## Begin
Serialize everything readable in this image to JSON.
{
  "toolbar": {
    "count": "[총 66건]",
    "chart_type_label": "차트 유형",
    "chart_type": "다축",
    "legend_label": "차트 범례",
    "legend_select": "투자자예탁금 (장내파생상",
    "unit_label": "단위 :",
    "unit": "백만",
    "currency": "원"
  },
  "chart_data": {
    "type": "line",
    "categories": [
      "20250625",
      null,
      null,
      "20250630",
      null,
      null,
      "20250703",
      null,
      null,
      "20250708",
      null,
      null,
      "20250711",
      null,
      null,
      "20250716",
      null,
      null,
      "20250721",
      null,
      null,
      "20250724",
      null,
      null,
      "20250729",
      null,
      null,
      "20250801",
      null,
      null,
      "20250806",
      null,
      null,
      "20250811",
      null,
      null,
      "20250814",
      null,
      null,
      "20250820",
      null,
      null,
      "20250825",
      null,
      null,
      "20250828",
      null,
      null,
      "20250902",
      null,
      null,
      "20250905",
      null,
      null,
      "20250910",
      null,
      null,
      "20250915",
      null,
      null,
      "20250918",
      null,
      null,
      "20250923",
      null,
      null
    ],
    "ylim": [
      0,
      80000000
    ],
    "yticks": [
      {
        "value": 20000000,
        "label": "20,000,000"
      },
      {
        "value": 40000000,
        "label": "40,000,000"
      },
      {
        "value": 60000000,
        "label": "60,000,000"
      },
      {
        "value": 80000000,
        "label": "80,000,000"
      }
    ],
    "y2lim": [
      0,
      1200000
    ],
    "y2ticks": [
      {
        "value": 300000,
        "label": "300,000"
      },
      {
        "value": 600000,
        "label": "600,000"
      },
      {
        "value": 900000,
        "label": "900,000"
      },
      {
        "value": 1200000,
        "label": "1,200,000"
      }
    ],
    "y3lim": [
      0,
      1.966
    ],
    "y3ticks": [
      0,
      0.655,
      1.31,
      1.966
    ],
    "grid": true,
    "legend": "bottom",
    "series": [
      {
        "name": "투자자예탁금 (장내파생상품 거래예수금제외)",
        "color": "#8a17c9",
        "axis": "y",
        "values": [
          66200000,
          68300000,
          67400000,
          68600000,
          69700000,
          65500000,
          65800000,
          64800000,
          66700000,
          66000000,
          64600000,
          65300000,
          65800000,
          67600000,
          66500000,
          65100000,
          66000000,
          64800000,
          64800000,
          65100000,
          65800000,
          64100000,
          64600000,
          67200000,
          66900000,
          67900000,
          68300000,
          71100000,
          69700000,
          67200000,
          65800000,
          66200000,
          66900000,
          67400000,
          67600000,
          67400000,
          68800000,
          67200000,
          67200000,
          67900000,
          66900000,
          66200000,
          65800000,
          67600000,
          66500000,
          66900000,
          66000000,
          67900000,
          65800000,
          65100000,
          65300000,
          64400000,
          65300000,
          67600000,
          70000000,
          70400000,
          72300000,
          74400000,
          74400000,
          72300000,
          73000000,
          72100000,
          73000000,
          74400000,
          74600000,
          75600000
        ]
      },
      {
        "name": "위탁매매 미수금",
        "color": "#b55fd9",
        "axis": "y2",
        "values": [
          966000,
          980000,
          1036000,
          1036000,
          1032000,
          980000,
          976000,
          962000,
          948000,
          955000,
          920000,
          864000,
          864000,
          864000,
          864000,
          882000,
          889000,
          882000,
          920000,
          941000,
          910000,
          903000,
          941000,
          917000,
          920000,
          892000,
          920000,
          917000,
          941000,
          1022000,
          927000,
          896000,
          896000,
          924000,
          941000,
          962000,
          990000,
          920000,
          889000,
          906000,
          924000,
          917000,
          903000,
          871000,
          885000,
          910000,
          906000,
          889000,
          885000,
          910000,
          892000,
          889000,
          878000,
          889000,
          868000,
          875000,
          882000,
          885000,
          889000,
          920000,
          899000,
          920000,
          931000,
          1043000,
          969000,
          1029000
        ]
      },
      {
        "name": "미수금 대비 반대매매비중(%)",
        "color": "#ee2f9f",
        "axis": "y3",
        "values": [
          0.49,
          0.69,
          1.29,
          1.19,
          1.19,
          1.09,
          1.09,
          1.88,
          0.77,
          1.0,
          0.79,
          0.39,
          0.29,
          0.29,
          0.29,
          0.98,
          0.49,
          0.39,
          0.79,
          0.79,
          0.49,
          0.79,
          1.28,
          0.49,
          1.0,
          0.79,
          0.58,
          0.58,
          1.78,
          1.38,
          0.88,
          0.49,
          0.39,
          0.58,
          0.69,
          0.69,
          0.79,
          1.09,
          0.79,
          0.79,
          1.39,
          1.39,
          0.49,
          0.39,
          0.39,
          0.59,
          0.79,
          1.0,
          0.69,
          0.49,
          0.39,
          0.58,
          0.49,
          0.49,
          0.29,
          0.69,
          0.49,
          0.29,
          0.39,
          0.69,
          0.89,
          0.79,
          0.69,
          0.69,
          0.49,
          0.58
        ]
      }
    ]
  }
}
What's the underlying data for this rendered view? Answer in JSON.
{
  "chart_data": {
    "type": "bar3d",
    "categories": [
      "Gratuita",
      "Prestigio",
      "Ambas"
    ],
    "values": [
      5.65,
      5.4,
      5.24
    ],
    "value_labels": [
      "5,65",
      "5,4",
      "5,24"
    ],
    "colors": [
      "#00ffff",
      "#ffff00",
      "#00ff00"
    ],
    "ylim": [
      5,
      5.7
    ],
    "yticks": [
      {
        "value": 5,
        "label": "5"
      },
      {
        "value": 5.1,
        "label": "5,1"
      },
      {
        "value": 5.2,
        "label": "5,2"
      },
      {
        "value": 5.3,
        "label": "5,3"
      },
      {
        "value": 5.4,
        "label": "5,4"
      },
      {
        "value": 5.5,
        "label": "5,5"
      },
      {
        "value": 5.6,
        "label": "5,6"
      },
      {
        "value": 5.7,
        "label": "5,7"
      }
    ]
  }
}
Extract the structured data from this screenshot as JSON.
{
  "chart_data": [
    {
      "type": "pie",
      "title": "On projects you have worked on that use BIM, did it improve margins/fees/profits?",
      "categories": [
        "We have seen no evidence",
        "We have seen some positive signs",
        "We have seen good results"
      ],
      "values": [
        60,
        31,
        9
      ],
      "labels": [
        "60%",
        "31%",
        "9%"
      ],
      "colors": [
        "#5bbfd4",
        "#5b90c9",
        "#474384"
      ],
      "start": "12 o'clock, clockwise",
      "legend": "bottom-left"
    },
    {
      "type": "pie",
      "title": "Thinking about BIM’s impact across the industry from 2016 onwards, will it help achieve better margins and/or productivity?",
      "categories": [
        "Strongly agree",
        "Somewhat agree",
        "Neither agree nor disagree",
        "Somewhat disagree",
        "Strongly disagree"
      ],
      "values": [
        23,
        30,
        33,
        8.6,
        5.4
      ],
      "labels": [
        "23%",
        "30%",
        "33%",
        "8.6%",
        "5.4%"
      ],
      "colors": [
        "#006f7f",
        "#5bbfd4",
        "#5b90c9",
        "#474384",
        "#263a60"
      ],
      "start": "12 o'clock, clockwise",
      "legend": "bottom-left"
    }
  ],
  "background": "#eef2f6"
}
## End
= Work instructions =
Your task is to transcribe the listing above in full, exactly as given.

= Response for this exercise =
Serialize everything readable in this image to JSON.
{
  "toolbar": {
    "count": "[총 66건]",
    "chart_type_label": "차트 유형",
    "chart_type": "다축",
    "legend_label": "차트 범례",
    "legend_select": "투자자예탁금 (장내파생상",
    "unit_label": "단위 :",
    "unit": "백만",
    "currency": "원"
  },
  "chart_data": {
    "type": "line",
    "categories": [
      "20250625",
      null,
      null,
      "20250630",
      null,
      null,
      "20250703",
      null,
      null,
      "20250708",
      null,
      null,
      "20250711",
      null,
      null,
      "20250716",
      null,
      null,
      "20250721",
      null,
      null,
      "20250724",
      null,
      null,
      "20250729",
      null,
      null,
      "20250801",
      null,
      null,
      "20250806",
      null,
      null,
      "20250811",
      null,
      null,
      "20250814",
      null,
      null,
      "20250820",
      null,
      null,
      "20250825",
      null,
      null,
      "20250828",
      null,
      null,
      "20250902",
      null,
      null,
      "20250905",
      null,
      null,
      "20250910",
      null,
      null,
      "20250915",
      null,
      null,
      "20250918",
      null,
      null,
      "20250923",
      null,
      null
    ],
    "ylim": [
      0,
      80000000
    ],
    "yticks": [
      {
        "value": 20000000,
        "label": "20,000,000"
      },
      {
        "value": 40000000,
        "label": "40,000,000"
      },
      {
        "value": 60000000,
        "label": "60,000,000"
      },
      {
        "value": 80000000,
        "label": "80,000,000"
      }
    ],
    "y2lim": [
      0,
      1200000
    ],
    "y2ticks": [
      {
        "value": 300000,
        "label": "300,000"
      },
      {
        "value": 600000,
        "label": "600,000"
      },
      {
        "value": 900000,
        "label": "900,000"
      },
      {
        "value": 1200000,
        "label": "1,200,000"
      }
    ],
    "y3lim": [
      0,
      1.966
    ],
    "y3ticks": [
      0,
      0.655,
      1.31,
      1.966
    ],
    "grid": true,
    "legend": "bottom",
    "series": [
      {
        "name": "투자자예탁금 (장내파생상품 거래예수금제외)",
        "color": "#8a17c9",
        "axis": "y",
        "values": [
          66200000,
          68300000,
          67400000,
          68600000,
          69700000,
          65500000,
          65800000,
          64800000,
          66700000,
          66000000,
          64600000,
          65300000,
          65800000,
          67600000,
          66500000,
          65100000,
          66000000,
          64800000,
          64800000,
          65100000,
          65800000,
          64100000,
          64600000,
          67200000,
          66900000,
          67900000,
          68300000,
          71100000,
          69700000,
          67200000,
          65800000,
          66200000,
          66900000,
          67400000,
          67600000,
          67400000,
          68800000,
          67200000,
          67200000,
          67900000,
          66900000,
          66200000,
          65800000,
          67600000,
          66500000,
          66900000,
          66000000,
          67900000,
          65800000,
          65100000,
          65300000,
          64400000,
          65300000,
          67600000,
          70000000,
          70400000,
          72300000,
          74400000,
          74400000,
          72300000,
          73000000,
          72100000,
          73000000,
          74400000,
          74600000,
          75600000
        ]
      },
      {
        "name": "위탁매매 미수금",
        "color": "#b55fd9",
        "axis": "y2",
        "values": [
          966000,
          980000,
          1036000,
          1036000,
          1032000,
          980000,
          976000,
          962000,
          948000,
          955000,
          920000,
          864000,
          864000,
          864000,
          864000,
          882000,
          889000,
          882000,
          920000,
          941000,
          910000,
          903000,
          941000,
          917000,
          920000,
          892000,
          920000,
          917000,
          941000,
          1022000,
          927000,
          896000,
          896000,
          924000,
          941000,
          962000,
          990000,
          920000,
          889000,
          906000,
          924000,
          917000,
          903000,
          871000,
          885000,
          910000,
          906000,
          889000,
          885000,
          910000,
          892000,
          889000,
          878000,
          889000,
          868000,
          875000,
          882000,
          885000,
          889000,
          920000,
          899000,
          920000,
          931000,
          1043000,
          969000,
          1029000
        ]
      },
      {
        "name": "미수금 대비 반대매매비중(%)",
        "color": "#ee2f9f",
        "axis": "y3",
        "values": [
          0.49,
          0.69,
          1.29,
          1.19,
          1.19,
          1.09,
          1.09,
          1.88,
          0.77,
          1.0,
          0.79,
          0.39,
          0.29,
          0.29,
          0.29,
          0.98,
          0.49,
          0.39,
          0.79,
          0.79,
          0.49,
          0.79,
          1.28,
          0.49,
          1.0,
          0.79,
          0.58,
          0.58,
          1.78,
          1.38,
          0.88,
          0.49,
          0.39,
          0.58,
          0.69,
          0.69,
          0.79,
          1.09,
          0.79,
          0.79,
          1.39,
          1.39,
          0.49,
          0.39,
          0.39,
          0.59,
          0.79,
          1.0,
          0.69,
          0.49,
          0.39,
          0.58,
          0.49,
          0.49,
          0.29,
          0.69,
          0.49,
          0.29,
          0.39,
          0.69,
          0.89,
          0.79,
          0.69,
          0.69,
          0.49,
          0.58
        ]
      }
    ]
  }
}
What's the underlying data for this rendered view? Answer in JSON.
{
  "chart_data": {
    "type": "bar3d",
    "categories": [
      "Gratuita",
      "Prestigio",
      "Ambas"
    ],
    "values": [
      5.65,
      5.4,
      5.24
    ],
    "value_labels": [
      "5,65",
      "5,4",
      "5,24"
    ],
    "colors": [
      "#00ffff",
      "#ffff00",
      "#00ff00"
    ],
    "ylim": [
      5,
      5.7
    ],
    "yticks": [
      {
        "value": 5,
        "label": "5"
      },
      {
        "value": 5.1,
        "label": "5,1"
      },
      {
        "value": 5.2,
        "label": "5,2"
      },
      {
        "value": 5.3,
        "label": "5,3"
      },
      {
        "value": 5.4,
        "label": "5,4"
      },
      {
        "value": 5.5,
        "label": "5,5"
      },
      {
        "value": 5.6,
        "label": "5,6"
      },
      {
        "value": 5.7,
        "label": "5,7"
      }
    ]
  }
}
Extract the structured data from this screenshot as JSON.
{
  "chart_data": [
    {
      "type": "pie",
      "title": "On projects you have worked on that use BIM, did it improve margins/fees/profits?",
      "categories": [
        "We have seen no evidence",
        "We have seen some positive signs",
        "We have seen good results"
      ],
      "values": [
        60,
        31,
        9
      ],
      "labels": [
        "60%",
        "31%",
        "9%"
      ],
      "colors": [
        "#5bbfd4",
        "#5b90c9",
        "#474384"
      ],
      "start": "12 o'clock, clockwise",
      "legend": "bottom-left"
    },
    {
      "type": "pie",
      "title": "Thinking about BIM’s impact across the industry from 2016 onwards, will it help achieve better margins and/or productivity?",
      "categories": [
        "Strongly agree",
        "Somewhat agree",
        "Neither agree nor disagree",
        "Somewhat disagree",
        "Strongly disagree"
      ],
      "values": [
        23,
        30,
        33,
        8.6,
        5.4
      ],
      "labels": [
        "23%",
        "30%",
        "33%",
        "8.6%",
        "5.4%"
      ],
      "colors": [
        "#006f7f",
        "#5bbfd4",
        "#5b90c9",
        "#474384",
        "#263a60"
      ],
      "start": "12 o'clock, clockwise",
      "legend": "bottom-left"
    }
  ],
  "background": "#eef2f6"
}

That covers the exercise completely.